Rows from a figure dataset
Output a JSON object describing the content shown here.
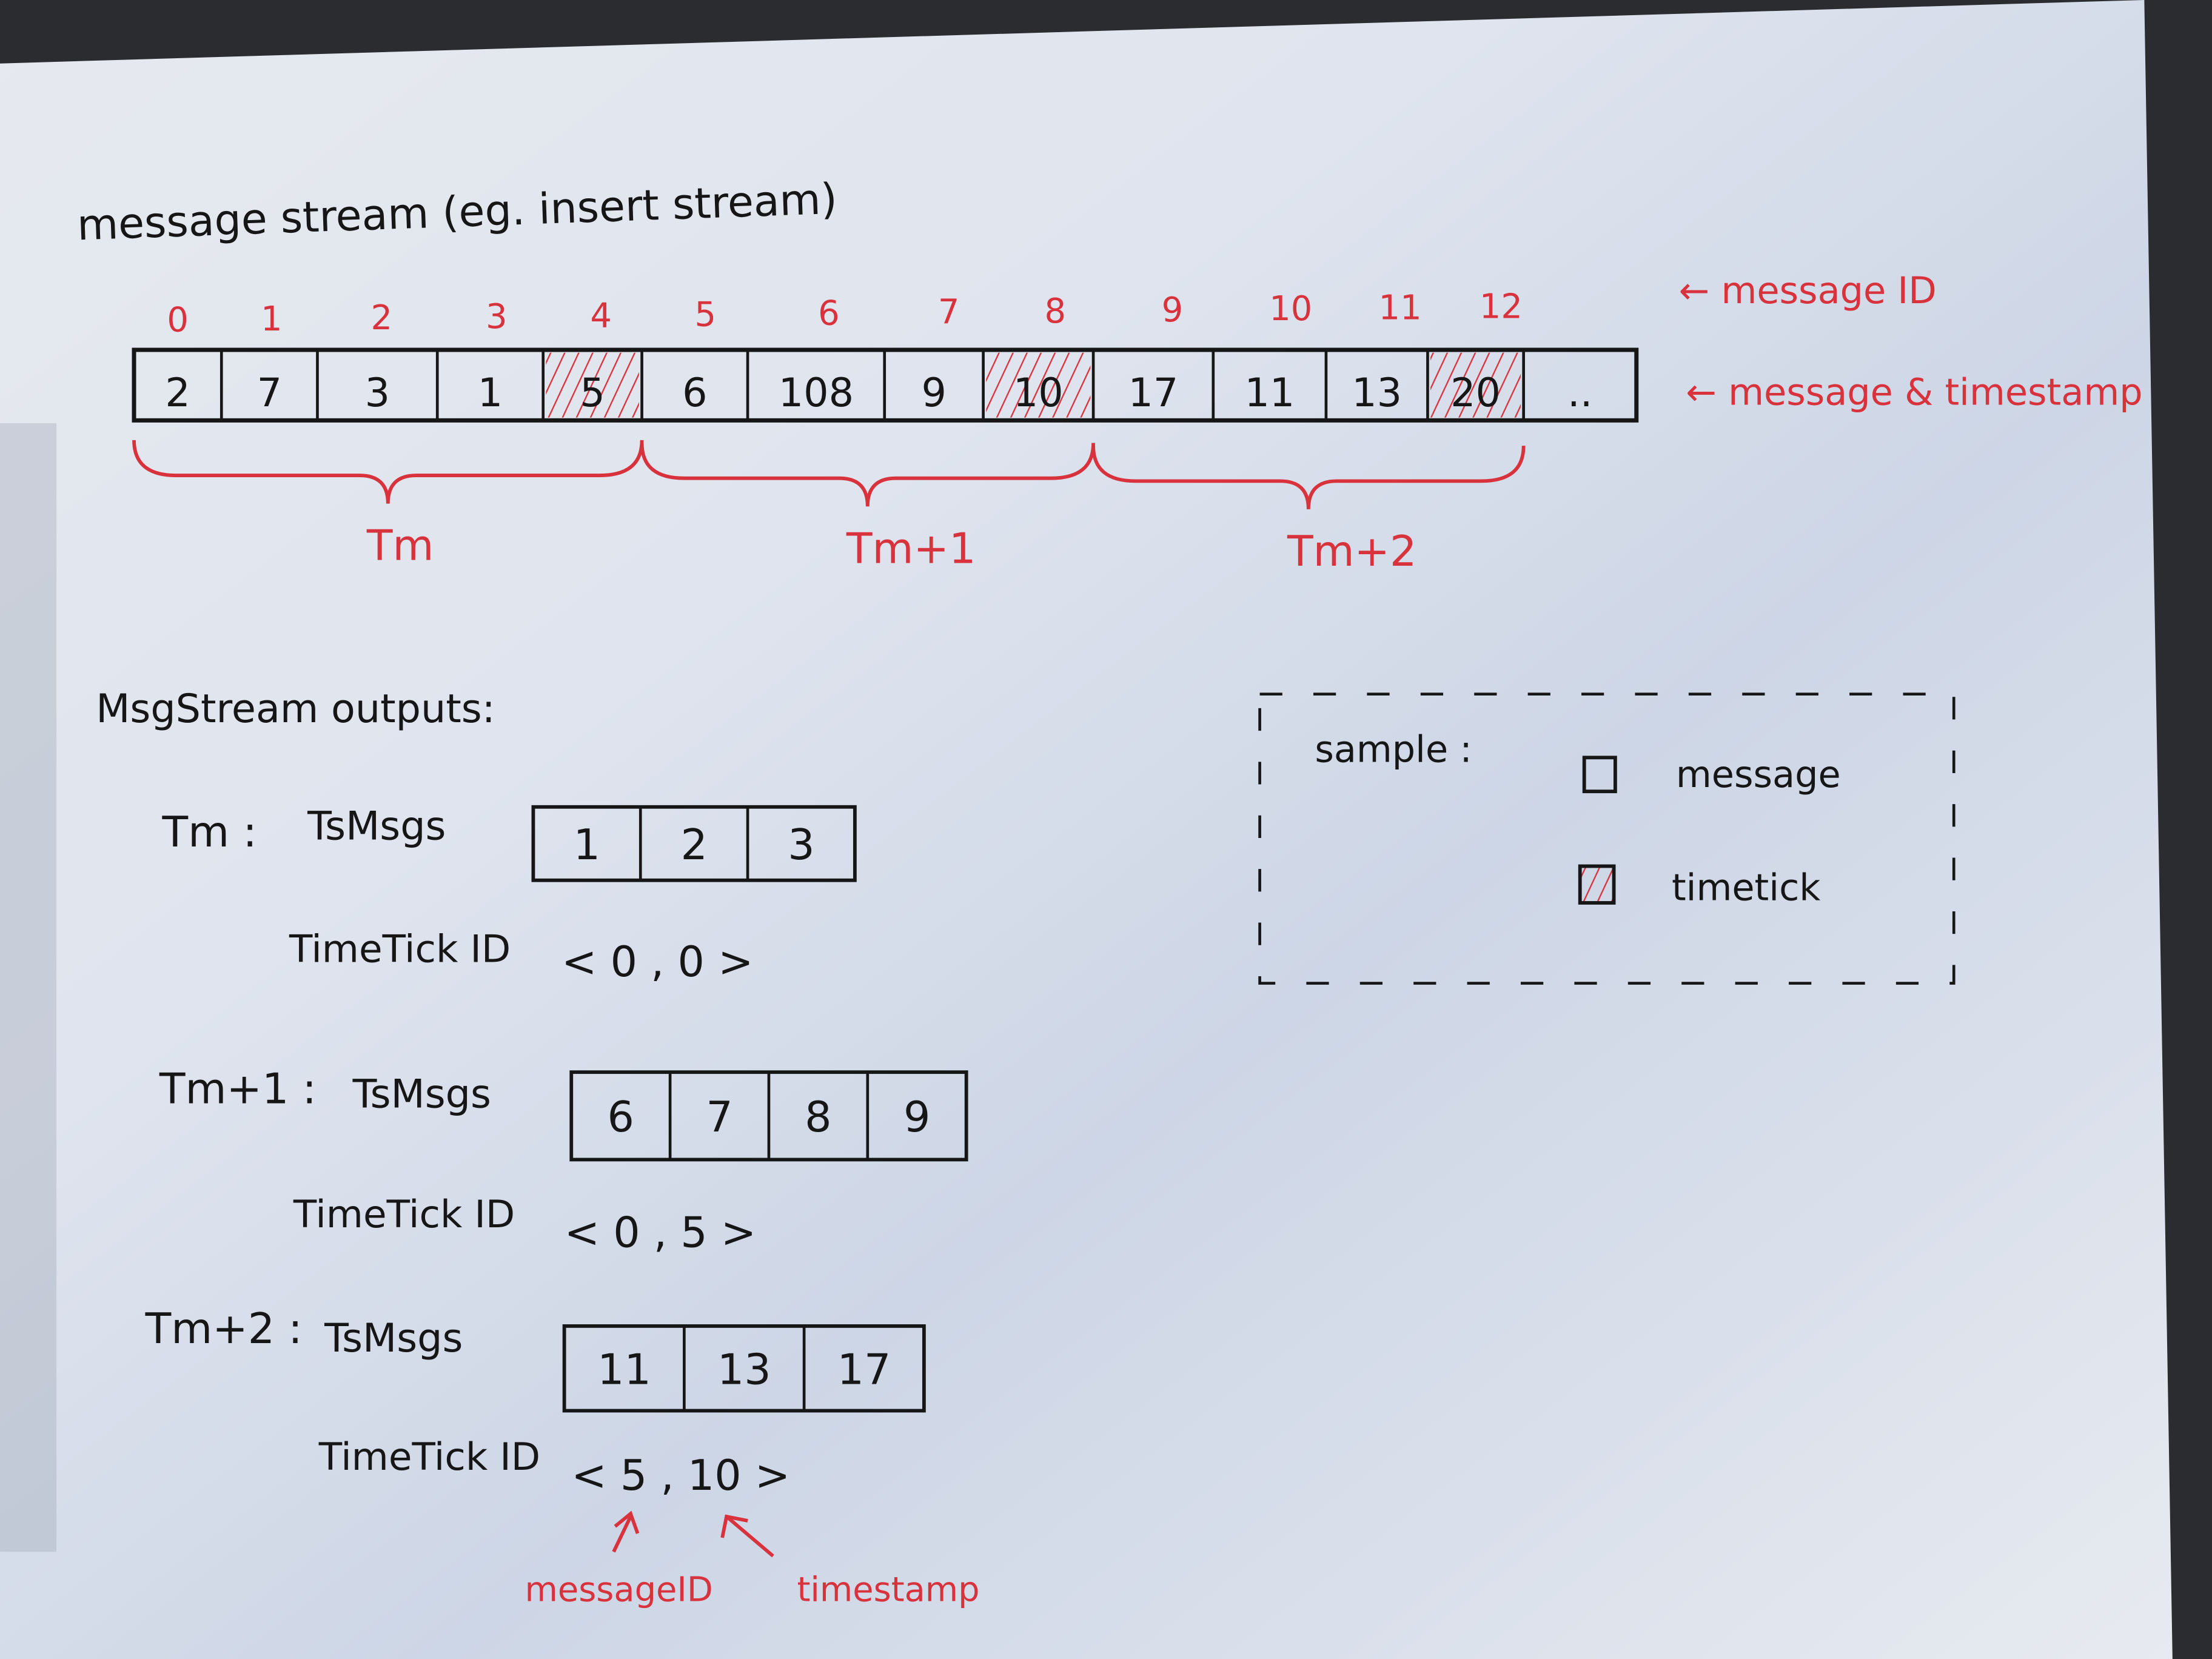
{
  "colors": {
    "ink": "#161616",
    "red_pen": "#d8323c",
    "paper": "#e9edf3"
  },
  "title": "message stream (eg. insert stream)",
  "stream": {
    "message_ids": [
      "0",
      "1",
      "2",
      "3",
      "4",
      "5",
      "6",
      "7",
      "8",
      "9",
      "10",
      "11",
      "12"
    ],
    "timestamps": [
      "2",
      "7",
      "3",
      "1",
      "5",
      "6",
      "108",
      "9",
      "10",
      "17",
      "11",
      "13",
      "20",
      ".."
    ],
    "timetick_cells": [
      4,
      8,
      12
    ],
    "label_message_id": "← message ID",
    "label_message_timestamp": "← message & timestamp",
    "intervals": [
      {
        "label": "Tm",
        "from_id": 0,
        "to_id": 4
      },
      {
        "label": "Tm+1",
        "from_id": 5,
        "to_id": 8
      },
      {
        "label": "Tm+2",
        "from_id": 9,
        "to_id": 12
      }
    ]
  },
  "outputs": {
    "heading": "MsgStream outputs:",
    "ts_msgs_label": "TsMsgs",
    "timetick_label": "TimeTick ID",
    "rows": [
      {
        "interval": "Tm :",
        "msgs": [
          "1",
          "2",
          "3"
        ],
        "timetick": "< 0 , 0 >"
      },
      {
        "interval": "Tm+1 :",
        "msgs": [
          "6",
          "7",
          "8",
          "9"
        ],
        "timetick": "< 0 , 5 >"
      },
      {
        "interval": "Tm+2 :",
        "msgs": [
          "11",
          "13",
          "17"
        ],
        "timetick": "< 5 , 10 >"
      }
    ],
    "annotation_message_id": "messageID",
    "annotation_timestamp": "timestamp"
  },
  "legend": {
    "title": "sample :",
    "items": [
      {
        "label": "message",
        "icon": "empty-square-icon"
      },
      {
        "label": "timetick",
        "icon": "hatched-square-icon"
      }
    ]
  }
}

**The task**
Note every line above where the string "title" shows up, and copy those lines.

**Output for this exercise**
  "title": "message stream (eg. insert stream)",
    "title": "sample :",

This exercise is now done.